Dataset entries on figures:

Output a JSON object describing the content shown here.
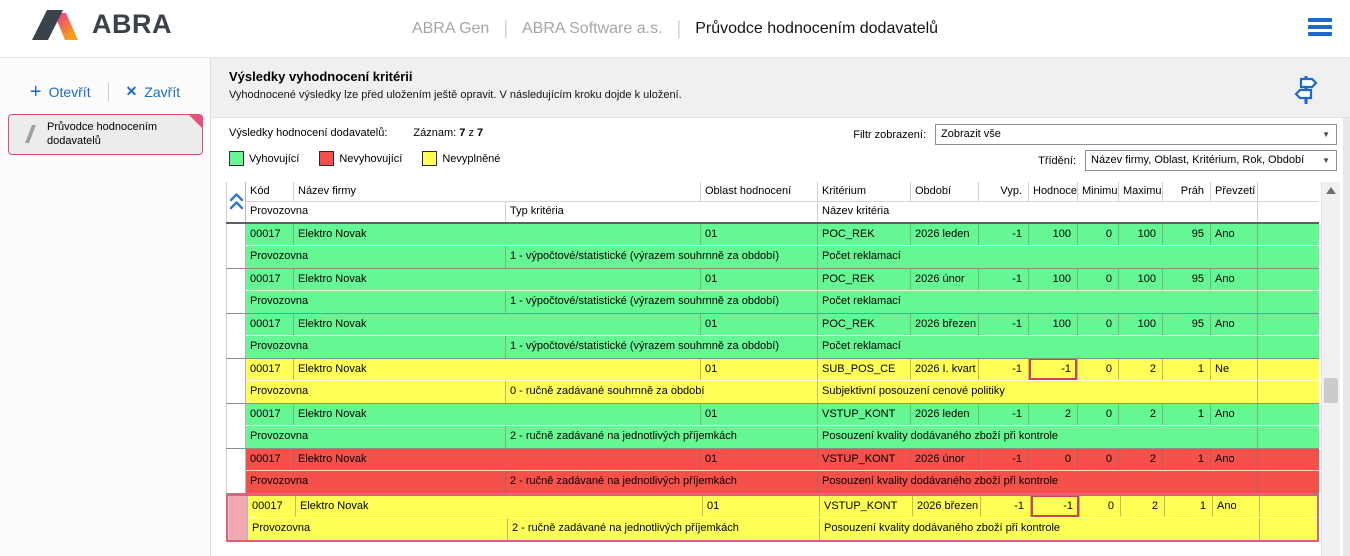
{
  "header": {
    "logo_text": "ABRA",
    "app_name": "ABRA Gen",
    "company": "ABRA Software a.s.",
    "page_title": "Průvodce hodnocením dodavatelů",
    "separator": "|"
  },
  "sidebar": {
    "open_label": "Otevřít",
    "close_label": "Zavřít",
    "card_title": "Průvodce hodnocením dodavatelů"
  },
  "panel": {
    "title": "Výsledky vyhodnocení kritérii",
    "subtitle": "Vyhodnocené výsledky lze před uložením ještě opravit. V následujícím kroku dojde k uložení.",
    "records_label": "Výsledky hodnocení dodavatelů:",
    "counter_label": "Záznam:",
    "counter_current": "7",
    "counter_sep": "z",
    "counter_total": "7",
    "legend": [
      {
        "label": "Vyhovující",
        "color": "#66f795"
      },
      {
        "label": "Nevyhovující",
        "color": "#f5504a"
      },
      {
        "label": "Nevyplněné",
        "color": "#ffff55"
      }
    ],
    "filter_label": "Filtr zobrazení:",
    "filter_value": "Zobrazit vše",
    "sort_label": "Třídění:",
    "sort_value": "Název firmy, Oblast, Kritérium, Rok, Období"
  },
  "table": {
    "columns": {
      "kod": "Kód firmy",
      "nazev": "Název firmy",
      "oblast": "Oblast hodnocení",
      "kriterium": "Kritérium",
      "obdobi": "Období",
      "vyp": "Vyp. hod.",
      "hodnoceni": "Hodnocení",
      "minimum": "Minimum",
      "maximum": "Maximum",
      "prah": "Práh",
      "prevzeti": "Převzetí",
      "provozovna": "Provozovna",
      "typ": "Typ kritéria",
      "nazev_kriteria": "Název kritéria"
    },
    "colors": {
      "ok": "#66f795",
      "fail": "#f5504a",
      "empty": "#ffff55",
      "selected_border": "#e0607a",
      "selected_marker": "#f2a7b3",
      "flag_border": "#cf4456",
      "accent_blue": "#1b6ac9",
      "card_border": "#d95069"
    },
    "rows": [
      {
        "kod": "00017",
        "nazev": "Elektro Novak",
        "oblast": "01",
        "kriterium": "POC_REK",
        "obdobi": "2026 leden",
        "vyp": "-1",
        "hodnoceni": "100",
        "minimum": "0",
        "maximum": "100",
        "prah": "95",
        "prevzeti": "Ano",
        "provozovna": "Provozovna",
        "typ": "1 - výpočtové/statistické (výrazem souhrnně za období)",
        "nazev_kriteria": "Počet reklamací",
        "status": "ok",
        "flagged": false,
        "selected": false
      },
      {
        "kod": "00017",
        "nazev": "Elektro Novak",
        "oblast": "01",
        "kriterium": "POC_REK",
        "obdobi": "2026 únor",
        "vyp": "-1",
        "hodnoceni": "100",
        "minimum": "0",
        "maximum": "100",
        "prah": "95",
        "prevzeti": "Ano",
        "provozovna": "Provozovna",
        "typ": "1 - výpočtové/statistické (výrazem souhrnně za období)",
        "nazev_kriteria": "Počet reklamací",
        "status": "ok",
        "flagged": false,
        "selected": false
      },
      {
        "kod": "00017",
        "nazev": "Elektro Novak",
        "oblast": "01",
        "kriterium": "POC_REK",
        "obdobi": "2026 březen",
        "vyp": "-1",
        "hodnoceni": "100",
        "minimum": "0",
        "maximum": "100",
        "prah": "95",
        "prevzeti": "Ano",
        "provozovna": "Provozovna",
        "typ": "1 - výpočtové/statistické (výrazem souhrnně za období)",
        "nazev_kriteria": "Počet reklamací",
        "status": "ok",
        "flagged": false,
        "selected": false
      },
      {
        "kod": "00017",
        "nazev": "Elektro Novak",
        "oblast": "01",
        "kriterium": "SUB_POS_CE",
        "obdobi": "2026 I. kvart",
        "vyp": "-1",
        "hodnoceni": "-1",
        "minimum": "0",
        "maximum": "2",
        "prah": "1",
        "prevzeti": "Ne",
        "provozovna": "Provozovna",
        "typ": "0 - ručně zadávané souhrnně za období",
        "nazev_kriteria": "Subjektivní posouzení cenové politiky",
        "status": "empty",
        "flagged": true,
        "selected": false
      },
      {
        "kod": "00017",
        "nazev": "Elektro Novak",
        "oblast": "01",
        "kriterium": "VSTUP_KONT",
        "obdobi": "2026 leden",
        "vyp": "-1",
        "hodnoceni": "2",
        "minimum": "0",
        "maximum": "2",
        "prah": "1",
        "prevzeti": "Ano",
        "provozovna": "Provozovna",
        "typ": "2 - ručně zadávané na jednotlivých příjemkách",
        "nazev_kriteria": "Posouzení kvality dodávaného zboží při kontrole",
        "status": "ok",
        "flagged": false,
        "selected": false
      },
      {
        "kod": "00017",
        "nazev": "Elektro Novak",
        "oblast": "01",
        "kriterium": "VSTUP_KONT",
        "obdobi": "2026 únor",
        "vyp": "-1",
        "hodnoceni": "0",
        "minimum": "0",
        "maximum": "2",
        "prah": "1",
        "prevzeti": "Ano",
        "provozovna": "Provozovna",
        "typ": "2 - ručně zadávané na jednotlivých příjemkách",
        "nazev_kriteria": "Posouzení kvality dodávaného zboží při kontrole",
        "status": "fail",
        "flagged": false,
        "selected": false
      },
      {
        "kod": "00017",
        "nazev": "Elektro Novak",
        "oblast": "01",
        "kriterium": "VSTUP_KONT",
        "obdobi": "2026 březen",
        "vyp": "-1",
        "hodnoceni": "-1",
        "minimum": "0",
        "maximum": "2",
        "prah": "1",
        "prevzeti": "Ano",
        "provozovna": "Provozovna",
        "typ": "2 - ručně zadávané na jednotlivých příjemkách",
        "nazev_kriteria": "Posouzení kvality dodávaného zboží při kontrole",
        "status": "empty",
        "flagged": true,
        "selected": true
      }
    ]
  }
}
==
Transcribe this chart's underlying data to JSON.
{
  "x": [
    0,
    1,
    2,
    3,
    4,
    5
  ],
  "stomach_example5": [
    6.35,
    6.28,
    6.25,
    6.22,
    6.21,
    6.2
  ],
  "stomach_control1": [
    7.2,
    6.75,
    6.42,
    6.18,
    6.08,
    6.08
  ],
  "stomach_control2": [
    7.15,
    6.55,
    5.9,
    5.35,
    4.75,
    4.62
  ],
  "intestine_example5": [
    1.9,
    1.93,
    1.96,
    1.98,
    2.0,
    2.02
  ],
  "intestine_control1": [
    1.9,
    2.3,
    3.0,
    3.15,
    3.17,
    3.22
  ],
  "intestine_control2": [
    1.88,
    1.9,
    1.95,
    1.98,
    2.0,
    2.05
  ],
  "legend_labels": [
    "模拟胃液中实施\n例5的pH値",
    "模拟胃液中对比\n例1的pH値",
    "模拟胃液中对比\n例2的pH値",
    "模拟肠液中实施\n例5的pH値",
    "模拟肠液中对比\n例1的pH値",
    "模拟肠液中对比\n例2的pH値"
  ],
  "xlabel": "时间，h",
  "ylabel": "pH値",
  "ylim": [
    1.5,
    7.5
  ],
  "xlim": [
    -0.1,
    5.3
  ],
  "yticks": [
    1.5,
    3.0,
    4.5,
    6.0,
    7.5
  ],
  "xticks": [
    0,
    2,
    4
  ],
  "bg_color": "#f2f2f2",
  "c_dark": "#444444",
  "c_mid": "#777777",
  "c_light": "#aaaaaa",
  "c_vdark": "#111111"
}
==
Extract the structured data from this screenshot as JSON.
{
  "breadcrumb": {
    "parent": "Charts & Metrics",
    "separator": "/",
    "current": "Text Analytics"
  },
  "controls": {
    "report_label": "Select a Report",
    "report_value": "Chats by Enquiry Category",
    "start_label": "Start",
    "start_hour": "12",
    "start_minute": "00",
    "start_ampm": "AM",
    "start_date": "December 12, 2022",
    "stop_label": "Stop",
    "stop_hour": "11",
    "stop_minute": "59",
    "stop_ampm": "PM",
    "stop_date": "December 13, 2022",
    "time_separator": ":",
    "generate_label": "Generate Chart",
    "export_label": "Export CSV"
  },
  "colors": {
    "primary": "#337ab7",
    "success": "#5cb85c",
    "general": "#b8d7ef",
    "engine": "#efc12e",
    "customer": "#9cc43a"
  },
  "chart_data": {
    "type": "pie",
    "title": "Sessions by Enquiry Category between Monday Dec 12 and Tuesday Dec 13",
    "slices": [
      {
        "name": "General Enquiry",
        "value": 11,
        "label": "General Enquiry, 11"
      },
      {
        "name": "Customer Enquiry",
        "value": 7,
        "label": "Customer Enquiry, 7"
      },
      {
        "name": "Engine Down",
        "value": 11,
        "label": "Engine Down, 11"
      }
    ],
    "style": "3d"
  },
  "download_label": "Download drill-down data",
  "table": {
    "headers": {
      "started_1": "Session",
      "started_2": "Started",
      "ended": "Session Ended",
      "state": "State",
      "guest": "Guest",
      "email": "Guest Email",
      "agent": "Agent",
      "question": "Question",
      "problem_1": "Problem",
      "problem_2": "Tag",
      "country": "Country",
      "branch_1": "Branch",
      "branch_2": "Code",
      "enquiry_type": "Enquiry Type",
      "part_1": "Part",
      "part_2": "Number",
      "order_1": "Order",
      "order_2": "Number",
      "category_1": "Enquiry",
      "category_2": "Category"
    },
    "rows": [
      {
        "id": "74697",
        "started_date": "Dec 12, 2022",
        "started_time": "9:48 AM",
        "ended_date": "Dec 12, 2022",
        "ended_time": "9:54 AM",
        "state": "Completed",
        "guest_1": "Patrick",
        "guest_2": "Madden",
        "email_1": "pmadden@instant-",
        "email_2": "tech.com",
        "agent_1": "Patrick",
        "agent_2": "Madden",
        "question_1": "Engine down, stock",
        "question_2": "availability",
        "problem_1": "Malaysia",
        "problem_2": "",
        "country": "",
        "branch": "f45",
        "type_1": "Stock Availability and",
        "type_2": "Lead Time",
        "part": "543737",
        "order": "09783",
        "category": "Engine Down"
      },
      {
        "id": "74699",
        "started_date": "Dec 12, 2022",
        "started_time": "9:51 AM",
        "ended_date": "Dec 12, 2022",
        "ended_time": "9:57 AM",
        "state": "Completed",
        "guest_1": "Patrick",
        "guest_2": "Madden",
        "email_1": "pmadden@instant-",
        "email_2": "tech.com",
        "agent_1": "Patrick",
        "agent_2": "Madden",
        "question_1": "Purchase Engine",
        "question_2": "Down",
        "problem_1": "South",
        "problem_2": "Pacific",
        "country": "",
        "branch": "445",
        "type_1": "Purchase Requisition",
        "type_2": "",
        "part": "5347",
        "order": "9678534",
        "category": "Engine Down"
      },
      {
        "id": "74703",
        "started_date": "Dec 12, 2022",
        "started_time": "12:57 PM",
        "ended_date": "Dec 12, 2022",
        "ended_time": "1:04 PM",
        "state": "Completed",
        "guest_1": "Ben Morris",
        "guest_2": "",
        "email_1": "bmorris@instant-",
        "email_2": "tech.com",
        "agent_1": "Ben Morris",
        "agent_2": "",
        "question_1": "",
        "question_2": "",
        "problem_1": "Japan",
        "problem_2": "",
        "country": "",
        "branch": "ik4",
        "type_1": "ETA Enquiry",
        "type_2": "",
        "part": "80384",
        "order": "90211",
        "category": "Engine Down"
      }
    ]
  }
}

● Task goal: Pull out every line holding "this" from the records above, and copy it.

● Solution:
Transcribe this chart's underlying data to JSON.
Extract the structured data from this screenshot as JSON.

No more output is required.